_Figure record extracts_:

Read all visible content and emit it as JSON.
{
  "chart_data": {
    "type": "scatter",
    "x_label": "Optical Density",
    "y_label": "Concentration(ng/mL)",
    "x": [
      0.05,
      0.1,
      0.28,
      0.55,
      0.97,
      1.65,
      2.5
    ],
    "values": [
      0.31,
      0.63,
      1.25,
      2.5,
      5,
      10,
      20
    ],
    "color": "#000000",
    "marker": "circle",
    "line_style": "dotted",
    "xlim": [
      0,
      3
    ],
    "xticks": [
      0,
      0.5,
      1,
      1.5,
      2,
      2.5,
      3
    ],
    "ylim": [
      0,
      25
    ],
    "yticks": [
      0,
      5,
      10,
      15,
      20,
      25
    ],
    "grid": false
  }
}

_Task brief_: Transcribe the material above in its entirety. Match it exactly.

_Answer to this exercise_:
Read all visible content and emit it as JSON.
{
  "chart_data": {
    "type": "scatter",
    "x_label": "Optical Density",
    "y_label": "Concentration(ng/mL)",
    "x": [
      0.05,
      0.1,
      0.28,
      0.55,
      0.97,
      1.65,
      2.5
    ],
    "values": [
      0.31,
      0.63,
      1.25,
      2.5,
      5,
      10,
      20
    ],
    "color": "#000000",
    "marker": "circle",
    "line_style": "dotted",
    "xlim": [
      0,
      3
    ],
    "xticks": [
      0,
      0.5,
      1,
      1.5,
      2,
      2.5,
      3
    ],
    "ylim": [
      0,
      25
    ],
    "yticks": [
      0,
      5,
      10,
      15,
      20,
      25
    ],
    "grid": false
  }
}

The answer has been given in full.